### Data

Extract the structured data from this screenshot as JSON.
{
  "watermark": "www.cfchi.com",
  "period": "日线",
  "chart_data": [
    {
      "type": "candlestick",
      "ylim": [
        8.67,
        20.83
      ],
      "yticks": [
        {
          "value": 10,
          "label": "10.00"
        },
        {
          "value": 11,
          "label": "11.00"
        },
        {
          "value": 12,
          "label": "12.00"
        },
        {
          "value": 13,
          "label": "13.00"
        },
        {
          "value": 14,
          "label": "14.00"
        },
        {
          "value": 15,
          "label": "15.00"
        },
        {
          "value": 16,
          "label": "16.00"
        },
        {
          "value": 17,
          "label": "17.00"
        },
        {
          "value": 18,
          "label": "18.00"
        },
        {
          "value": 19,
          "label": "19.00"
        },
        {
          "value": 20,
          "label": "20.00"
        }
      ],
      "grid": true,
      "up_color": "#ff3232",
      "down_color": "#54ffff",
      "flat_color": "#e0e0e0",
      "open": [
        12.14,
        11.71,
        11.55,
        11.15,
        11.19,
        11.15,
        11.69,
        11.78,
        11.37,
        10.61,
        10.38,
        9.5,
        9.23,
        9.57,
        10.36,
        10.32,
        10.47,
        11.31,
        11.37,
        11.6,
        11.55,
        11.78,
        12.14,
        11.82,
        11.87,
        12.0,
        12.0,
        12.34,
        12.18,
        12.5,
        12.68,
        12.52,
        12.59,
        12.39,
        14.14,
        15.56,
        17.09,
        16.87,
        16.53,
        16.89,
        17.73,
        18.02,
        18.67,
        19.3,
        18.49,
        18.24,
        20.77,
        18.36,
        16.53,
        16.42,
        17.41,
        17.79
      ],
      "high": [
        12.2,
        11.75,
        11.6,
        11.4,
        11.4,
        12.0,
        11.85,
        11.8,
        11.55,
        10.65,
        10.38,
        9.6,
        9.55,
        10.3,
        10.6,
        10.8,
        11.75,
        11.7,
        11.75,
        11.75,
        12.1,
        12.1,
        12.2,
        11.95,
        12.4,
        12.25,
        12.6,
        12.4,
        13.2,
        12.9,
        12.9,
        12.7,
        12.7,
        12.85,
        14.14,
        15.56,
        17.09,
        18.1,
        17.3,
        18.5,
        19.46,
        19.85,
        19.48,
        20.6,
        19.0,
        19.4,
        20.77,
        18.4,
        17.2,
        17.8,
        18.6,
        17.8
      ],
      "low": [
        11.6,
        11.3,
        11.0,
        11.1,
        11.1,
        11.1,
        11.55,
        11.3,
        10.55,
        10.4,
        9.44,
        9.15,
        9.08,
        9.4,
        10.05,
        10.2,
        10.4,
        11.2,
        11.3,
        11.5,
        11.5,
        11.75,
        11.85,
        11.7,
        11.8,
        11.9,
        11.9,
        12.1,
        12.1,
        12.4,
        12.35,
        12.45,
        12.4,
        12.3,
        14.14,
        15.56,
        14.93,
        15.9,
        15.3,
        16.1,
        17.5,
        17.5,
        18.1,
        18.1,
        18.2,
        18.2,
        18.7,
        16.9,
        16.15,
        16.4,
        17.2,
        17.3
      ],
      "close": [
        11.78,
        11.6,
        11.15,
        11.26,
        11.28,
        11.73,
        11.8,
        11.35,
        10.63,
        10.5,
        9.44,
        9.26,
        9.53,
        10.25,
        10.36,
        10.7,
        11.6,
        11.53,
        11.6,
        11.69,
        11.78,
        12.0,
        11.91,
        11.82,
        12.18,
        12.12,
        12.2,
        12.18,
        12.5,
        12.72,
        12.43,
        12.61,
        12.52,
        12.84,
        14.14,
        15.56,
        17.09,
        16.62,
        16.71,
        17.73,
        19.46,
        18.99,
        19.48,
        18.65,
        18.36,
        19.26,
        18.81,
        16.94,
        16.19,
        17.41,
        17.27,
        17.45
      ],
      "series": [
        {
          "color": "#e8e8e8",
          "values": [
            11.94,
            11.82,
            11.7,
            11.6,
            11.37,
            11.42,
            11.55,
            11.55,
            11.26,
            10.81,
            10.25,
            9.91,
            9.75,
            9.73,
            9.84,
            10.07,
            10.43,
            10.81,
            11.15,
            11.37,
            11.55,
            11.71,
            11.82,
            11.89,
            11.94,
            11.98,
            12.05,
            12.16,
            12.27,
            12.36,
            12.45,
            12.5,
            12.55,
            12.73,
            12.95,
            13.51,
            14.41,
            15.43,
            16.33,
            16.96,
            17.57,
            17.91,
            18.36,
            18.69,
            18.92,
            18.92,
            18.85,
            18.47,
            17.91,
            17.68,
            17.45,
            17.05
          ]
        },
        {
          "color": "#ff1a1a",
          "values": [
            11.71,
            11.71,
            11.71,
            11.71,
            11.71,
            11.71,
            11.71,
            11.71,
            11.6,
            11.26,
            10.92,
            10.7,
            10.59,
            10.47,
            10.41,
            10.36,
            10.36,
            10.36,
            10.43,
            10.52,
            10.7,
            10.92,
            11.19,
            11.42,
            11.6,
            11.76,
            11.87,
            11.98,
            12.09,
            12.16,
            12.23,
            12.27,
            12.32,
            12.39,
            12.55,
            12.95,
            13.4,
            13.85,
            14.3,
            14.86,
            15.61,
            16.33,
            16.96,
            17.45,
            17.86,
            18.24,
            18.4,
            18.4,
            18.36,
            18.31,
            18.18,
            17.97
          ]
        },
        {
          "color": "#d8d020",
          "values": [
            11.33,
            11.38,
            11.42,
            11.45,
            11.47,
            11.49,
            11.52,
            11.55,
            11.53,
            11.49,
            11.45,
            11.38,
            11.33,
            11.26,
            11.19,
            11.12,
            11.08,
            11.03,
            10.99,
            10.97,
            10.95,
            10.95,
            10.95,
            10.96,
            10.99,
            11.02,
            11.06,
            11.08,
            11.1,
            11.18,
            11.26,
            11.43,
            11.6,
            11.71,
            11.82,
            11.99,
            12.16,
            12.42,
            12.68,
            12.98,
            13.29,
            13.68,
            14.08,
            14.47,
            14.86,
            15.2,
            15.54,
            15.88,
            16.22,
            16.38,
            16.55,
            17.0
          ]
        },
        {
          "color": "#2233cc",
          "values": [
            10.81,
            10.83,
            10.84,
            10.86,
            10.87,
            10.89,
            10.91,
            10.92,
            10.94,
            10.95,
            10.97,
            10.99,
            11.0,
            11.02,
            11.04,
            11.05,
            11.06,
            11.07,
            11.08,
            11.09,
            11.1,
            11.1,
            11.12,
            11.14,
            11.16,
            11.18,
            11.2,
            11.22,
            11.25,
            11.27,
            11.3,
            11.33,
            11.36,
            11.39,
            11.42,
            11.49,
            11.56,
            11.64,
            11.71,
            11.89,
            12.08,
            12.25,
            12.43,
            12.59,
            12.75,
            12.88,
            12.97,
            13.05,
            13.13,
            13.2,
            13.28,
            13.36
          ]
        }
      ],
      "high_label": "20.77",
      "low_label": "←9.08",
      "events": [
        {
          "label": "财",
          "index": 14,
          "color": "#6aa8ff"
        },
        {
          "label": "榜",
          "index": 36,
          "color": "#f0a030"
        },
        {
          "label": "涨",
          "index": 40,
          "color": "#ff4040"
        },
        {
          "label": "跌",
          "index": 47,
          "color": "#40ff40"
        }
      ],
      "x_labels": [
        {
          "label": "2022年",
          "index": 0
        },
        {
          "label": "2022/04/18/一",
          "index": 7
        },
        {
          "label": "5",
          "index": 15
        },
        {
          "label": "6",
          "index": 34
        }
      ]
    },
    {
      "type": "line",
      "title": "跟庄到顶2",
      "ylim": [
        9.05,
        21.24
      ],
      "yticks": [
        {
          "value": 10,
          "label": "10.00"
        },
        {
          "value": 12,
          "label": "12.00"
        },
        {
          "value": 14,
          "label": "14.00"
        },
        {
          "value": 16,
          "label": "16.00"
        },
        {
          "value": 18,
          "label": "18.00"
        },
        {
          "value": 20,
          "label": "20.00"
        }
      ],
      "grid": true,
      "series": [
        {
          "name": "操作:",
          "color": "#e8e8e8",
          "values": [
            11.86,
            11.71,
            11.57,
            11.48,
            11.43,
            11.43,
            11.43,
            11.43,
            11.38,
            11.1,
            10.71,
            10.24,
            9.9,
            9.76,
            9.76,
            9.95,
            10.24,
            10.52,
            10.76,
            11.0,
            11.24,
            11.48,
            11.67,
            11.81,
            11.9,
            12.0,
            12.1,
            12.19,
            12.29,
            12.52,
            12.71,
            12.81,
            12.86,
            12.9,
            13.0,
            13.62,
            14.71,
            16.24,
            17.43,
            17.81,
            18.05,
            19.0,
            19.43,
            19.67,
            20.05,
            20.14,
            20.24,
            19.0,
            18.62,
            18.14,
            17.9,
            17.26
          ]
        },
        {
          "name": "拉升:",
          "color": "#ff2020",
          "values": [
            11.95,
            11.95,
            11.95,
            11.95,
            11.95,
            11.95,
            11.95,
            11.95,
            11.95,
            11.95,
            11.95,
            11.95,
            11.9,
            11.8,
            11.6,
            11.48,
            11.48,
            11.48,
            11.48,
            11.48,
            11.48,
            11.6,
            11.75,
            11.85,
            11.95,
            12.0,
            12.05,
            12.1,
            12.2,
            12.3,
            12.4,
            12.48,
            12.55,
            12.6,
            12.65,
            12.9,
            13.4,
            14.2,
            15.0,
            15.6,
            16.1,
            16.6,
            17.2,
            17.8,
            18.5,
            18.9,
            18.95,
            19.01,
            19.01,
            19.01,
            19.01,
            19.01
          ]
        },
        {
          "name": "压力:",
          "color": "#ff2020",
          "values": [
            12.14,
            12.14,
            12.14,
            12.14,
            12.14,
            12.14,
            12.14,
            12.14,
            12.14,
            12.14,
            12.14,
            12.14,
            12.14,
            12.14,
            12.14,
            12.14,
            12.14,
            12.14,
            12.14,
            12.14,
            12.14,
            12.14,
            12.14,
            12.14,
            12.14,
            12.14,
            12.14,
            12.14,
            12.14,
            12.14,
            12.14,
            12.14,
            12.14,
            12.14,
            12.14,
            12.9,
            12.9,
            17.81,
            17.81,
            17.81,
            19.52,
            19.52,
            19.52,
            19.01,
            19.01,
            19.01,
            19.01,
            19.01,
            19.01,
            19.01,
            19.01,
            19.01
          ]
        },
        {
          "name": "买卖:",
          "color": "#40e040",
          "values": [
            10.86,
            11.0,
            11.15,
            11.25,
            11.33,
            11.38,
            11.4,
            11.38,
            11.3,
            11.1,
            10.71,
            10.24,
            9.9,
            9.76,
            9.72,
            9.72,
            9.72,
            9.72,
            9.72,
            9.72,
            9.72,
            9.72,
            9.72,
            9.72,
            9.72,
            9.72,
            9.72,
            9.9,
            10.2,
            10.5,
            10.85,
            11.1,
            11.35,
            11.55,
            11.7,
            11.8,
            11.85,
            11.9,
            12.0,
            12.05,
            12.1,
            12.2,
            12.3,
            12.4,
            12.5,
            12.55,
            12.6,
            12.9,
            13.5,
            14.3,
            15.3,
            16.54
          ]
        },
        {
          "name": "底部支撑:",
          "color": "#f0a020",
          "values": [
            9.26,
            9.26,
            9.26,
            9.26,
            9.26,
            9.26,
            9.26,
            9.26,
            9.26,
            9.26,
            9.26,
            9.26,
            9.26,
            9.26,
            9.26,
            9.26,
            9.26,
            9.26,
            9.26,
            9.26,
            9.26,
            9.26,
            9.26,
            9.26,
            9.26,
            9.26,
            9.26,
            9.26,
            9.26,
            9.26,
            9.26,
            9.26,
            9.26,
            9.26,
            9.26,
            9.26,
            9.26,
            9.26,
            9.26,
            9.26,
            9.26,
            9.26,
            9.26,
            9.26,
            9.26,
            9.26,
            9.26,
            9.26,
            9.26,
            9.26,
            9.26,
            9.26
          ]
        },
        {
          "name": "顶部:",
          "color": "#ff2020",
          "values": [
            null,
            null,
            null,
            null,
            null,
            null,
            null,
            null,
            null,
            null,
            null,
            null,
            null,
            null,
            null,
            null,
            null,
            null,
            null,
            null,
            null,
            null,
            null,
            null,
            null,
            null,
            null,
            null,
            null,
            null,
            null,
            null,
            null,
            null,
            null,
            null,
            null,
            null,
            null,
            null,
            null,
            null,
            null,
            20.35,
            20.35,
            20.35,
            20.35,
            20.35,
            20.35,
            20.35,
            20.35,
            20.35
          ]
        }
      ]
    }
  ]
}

######

**Given instruction**.
Say how many lines hold the word "name", giving the number and nothing else.

**The response**.
6